** EXERCISE DETAILS **
Search the listing for the string "السنة" and copy every line that contains it.

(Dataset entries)
=-=-=

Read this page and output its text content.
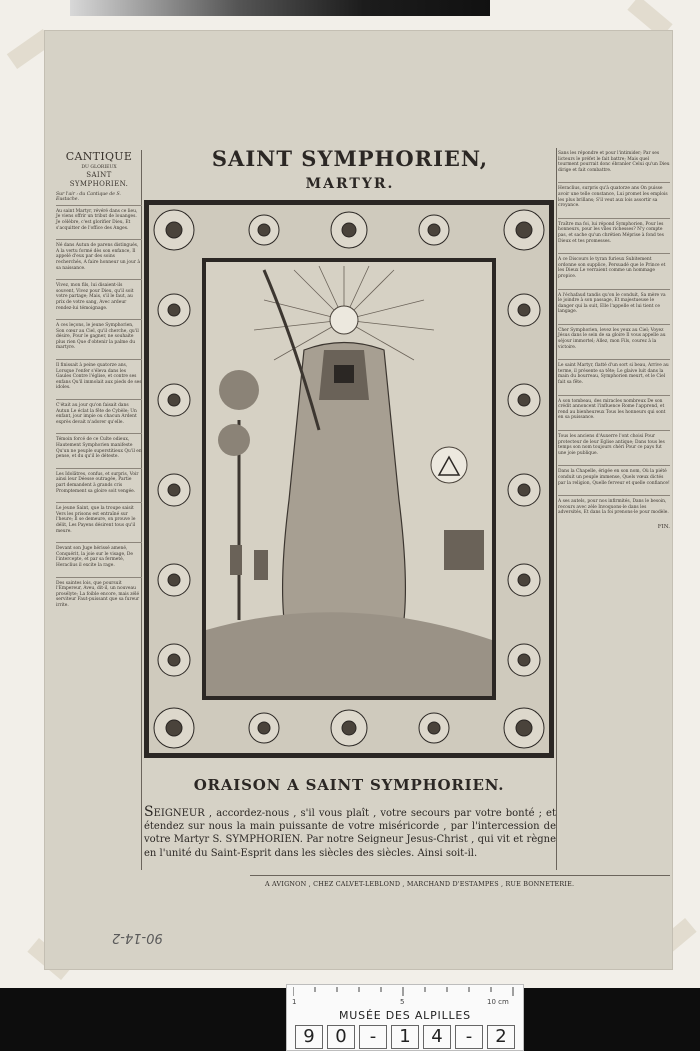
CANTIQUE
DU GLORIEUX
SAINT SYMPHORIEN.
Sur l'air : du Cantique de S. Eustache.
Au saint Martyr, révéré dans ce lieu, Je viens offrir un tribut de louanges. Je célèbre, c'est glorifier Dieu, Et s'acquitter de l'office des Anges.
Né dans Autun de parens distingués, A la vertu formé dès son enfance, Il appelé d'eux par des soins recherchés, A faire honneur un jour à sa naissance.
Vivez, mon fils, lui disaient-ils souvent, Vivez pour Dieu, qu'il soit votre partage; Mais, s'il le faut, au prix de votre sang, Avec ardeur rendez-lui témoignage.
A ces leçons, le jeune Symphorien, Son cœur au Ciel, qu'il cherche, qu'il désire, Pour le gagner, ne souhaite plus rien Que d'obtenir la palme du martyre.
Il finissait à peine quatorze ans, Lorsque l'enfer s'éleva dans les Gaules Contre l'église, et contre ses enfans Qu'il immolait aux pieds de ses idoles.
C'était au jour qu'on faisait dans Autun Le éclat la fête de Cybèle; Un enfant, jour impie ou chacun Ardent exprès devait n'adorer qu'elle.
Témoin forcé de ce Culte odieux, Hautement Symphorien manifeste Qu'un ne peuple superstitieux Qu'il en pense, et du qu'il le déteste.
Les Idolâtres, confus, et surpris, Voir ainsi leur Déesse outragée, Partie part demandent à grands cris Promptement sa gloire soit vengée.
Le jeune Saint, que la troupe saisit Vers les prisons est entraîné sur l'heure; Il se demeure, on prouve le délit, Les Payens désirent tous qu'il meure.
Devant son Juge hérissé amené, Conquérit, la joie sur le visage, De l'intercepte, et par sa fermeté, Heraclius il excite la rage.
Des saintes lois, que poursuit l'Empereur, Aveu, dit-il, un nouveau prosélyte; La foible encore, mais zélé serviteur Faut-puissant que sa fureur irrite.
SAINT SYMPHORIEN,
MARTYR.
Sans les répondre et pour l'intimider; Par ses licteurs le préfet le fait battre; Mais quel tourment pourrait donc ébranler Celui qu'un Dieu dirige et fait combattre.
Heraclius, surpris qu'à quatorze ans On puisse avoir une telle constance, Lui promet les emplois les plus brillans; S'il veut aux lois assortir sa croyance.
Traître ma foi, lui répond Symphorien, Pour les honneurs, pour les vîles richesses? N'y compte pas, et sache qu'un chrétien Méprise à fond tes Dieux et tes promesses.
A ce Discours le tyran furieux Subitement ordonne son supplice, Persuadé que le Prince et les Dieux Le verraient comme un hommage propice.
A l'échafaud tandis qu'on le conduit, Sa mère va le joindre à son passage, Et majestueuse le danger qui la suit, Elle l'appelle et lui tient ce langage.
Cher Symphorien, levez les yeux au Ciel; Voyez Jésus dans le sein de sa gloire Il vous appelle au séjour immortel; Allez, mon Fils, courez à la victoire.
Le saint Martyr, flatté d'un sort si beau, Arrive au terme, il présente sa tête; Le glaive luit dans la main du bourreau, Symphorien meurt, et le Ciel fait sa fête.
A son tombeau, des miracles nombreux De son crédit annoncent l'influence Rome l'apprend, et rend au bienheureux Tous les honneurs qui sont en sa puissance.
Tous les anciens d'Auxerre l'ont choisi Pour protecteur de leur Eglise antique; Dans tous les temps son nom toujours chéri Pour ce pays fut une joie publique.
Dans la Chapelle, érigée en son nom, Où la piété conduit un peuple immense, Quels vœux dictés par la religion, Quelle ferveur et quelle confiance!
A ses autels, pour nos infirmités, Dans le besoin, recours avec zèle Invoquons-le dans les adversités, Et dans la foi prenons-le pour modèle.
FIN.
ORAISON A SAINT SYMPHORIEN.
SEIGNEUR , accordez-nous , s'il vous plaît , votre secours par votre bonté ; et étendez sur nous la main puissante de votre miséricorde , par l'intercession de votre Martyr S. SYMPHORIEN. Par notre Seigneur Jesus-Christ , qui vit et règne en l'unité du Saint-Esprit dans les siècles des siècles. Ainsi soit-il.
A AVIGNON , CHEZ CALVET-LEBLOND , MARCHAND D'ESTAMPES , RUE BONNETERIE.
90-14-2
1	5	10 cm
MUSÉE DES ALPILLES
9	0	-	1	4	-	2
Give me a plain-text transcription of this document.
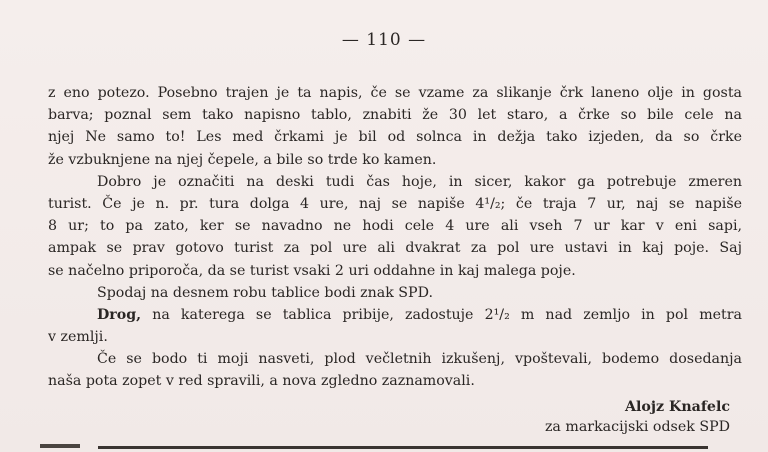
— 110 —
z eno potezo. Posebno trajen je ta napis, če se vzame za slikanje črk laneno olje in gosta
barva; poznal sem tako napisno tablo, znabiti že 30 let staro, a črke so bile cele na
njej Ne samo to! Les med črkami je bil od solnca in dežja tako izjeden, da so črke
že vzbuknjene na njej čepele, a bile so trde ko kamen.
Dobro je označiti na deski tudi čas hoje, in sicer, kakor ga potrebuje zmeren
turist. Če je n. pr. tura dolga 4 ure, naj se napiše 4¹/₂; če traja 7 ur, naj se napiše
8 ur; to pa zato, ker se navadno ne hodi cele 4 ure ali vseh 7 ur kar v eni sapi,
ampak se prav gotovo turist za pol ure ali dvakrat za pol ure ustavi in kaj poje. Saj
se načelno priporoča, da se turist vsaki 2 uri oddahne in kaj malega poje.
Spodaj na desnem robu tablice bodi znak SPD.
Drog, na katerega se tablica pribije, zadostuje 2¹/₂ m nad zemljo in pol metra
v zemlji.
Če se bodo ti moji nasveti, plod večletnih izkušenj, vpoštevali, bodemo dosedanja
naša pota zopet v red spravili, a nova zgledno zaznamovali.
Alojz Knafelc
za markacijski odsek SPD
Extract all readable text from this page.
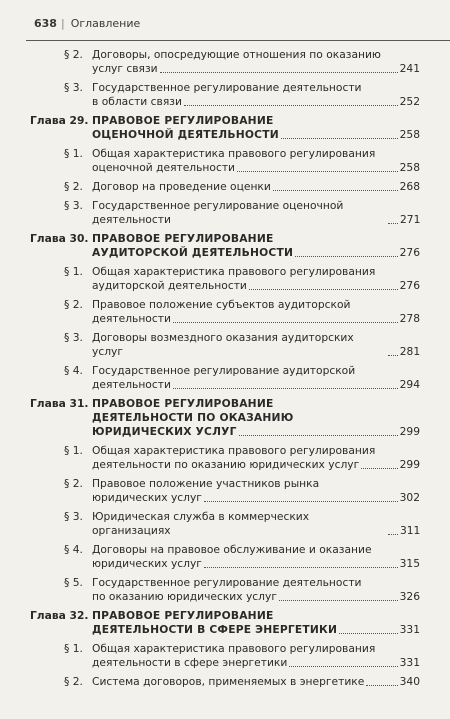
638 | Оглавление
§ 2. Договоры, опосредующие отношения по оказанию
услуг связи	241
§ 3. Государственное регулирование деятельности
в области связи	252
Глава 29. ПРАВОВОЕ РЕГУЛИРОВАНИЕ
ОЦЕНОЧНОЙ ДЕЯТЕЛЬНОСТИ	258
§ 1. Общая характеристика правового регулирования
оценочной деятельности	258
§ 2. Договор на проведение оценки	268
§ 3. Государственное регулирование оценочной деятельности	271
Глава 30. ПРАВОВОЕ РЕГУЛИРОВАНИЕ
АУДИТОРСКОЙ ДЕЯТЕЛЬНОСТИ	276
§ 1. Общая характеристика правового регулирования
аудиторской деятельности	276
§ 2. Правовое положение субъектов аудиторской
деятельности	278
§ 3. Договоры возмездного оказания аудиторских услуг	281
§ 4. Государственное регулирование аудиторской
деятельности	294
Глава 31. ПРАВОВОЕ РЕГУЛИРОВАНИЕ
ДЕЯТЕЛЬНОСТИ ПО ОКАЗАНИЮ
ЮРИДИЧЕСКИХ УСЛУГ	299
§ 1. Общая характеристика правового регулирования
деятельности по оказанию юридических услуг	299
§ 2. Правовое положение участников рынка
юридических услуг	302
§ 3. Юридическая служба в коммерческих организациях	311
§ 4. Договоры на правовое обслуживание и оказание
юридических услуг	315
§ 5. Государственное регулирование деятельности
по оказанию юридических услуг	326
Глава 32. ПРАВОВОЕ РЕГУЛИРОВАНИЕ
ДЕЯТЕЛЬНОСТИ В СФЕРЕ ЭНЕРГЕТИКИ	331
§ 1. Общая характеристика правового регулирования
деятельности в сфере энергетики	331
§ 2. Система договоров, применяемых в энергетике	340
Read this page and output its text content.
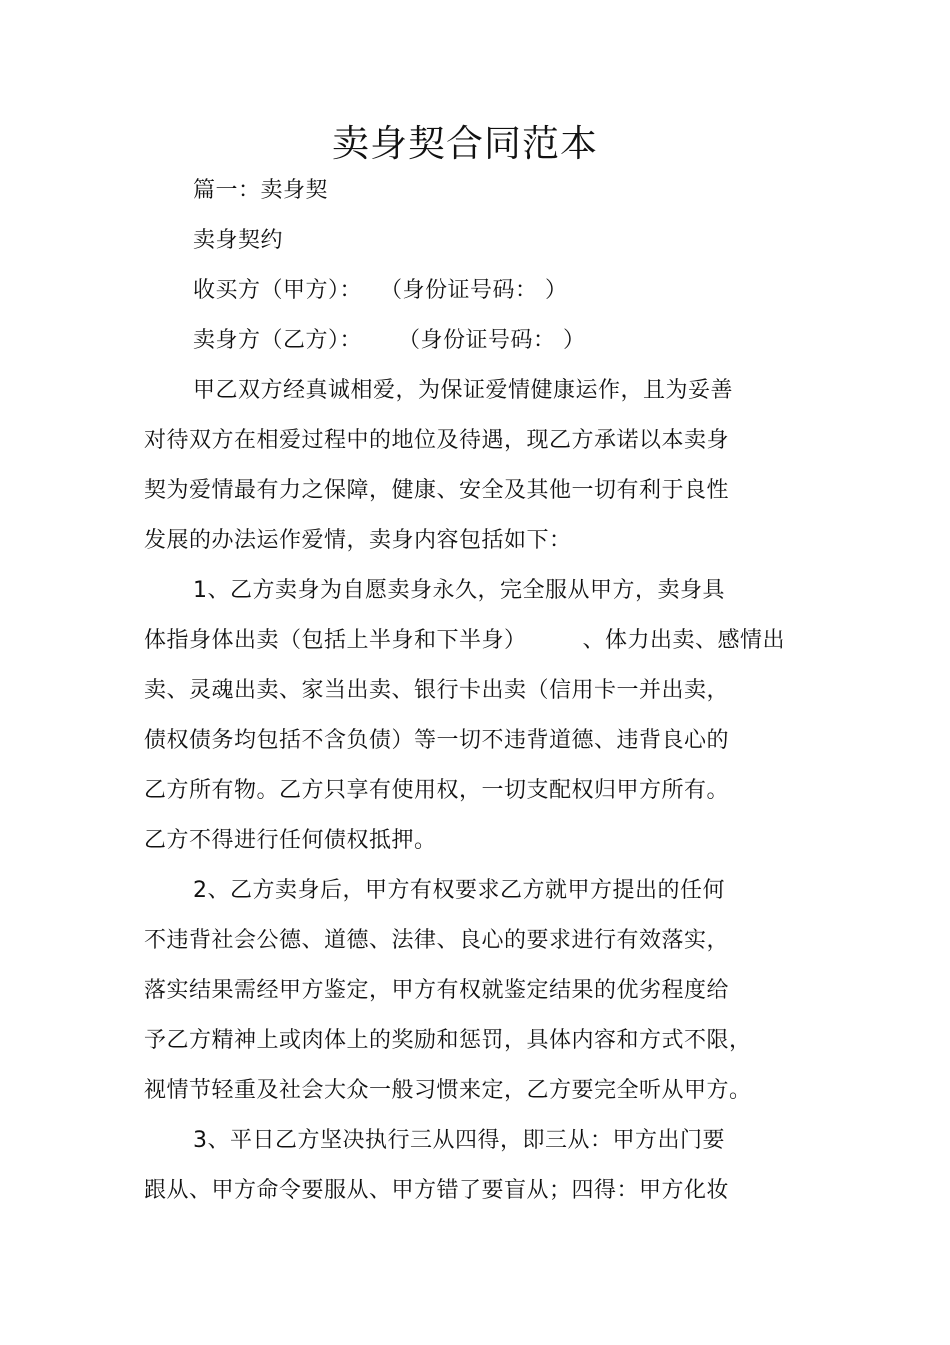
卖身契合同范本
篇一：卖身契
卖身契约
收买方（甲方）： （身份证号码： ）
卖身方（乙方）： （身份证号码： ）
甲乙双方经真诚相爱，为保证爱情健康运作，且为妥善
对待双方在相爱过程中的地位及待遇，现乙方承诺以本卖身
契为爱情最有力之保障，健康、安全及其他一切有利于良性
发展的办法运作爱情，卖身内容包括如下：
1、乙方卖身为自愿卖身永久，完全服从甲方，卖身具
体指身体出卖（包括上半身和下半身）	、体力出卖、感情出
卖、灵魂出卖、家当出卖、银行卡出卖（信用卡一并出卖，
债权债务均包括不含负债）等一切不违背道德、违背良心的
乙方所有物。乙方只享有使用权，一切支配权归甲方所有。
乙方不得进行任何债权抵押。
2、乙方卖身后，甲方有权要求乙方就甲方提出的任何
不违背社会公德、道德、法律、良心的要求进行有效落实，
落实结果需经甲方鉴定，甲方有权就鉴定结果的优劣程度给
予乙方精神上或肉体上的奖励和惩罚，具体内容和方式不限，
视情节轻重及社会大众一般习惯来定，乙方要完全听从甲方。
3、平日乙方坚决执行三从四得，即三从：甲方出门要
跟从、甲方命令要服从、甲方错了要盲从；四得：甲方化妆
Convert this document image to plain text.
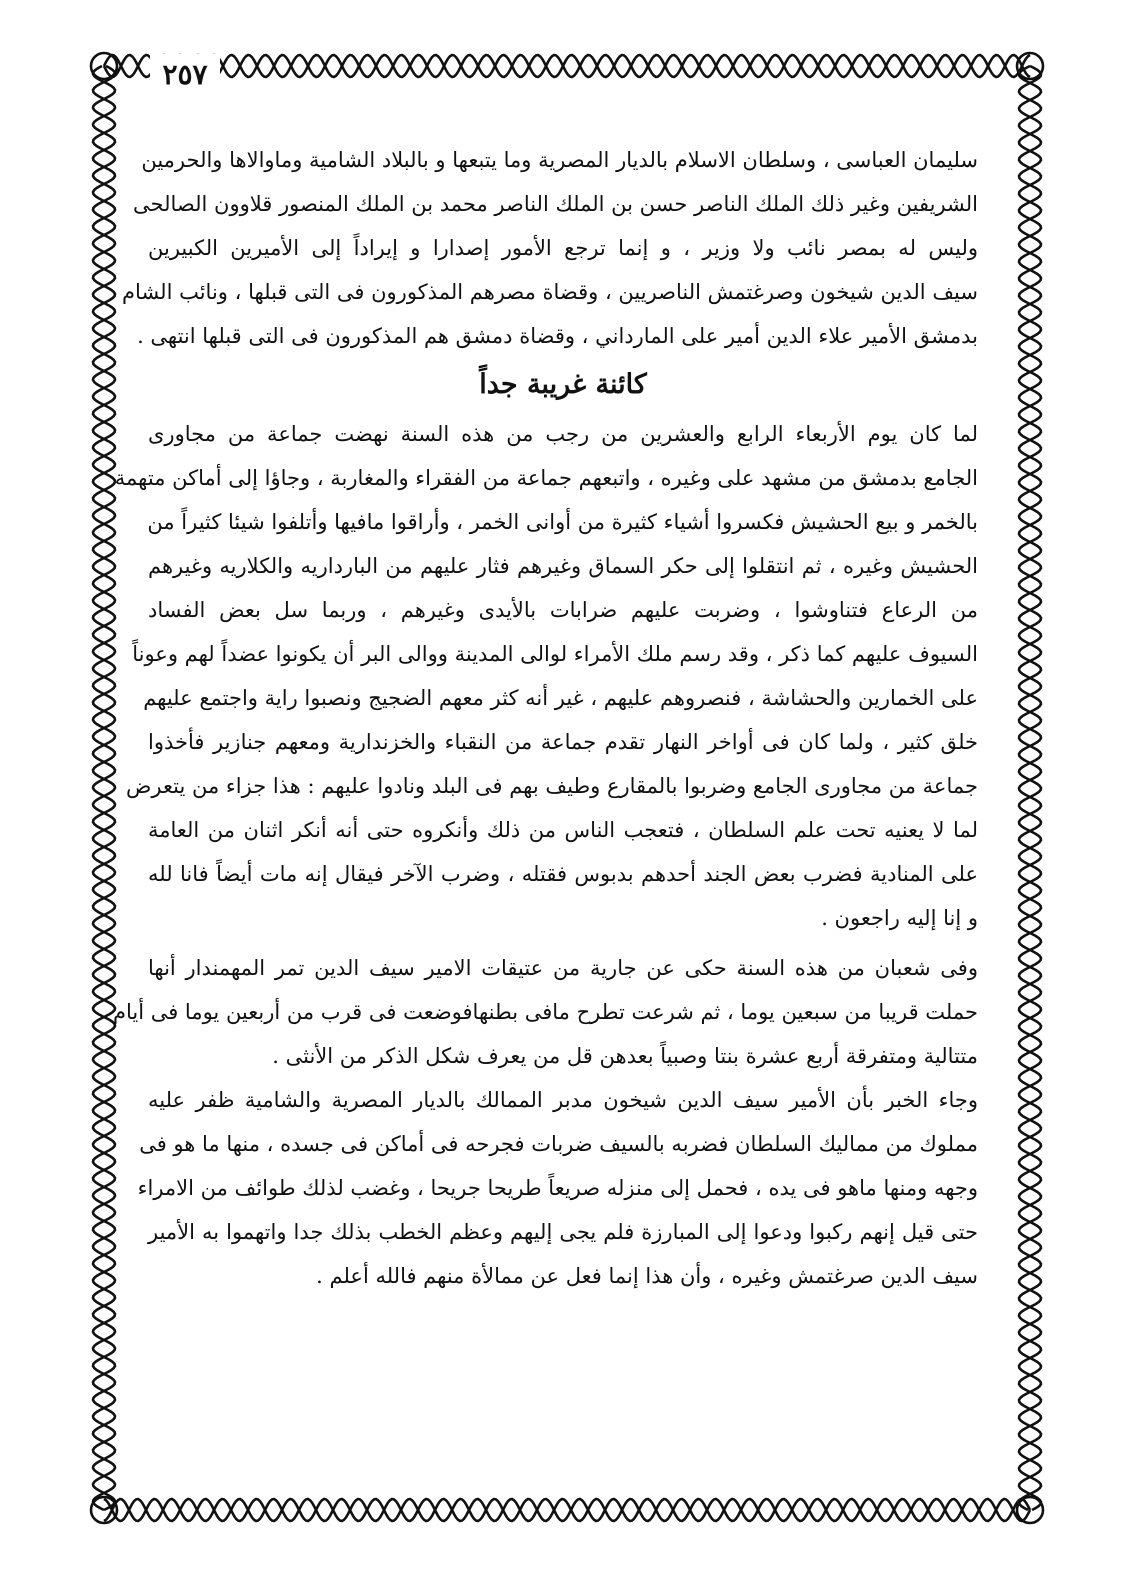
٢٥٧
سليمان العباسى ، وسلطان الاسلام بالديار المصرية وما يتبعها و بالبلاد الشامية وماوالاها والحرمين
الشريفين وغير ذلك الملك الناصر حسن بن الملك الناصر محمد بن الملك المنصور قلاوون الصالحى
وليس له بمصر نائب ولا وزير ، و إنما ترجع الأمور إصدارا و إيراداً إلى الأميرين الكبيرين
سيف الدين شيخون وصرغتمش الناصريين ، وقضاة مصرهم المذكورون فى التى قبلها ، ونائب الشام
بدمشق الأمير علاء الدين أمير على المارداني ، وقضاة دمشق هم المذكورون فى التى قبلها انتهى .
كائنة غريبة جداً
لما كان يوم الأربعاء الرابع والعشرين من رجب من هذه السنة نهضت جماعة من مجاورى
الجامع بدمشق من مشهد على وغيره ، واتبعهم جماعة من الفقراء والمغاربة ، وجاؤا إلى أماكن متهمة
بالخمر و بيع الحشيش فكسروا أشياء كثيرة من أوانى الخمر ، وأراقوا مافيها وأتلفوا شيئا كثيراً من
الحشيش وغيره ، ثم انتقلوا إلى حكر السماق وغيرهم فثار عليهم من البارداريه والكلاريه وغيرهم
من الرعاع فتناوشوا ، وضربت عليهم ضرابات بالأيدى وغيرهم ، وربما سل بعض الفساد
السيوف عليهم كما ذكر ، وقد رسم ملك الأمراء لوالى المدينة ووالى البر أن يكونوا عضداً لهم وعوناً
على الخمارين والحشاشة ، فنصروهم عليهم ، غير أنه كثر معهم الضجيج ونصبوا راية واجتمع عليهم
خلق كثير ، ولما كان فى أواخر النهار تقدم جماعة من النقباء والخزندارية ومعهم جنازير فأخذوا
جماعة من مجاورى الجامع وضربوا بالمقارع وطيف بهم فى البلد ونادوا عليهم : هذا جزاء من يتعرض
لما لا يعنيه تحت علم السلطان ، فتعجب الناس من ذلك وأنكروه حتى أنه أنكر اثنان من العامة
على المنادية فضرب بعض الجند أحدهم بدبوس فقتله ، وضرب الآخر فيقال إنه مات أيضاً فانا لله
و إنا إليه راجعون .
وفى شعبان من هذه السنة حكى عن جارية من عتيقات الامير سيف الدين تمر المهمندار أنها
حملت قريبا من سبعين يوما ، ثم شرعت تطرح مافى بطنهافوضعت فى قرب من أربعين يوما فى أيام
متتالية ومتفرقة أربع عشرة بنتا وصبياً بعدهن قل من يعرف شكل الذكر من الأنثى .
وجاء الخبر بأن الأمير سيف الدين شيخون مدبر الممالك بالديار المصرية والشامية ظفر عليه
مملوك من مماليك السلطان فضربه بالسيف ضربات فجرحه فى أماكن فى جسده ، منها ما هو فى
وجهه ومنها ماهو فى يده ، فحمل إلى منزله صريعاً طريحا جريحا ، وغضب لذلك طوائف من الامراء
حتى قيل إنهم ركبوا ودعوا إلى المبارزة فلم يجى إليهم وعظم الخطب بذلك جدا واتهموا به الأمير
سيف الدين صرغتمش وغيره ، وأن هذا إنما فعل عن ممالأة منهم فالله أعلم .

=-=-=

** RESULT **
لما كان يوم الأربعاء الرابع والعشرين من رجب من هذه السنة نهضت جماعة من مجاورى
وفى شعبان من هذه السنة حكى عن جارية من عتيقات الامير سيف الدين تمر المهمندار أنها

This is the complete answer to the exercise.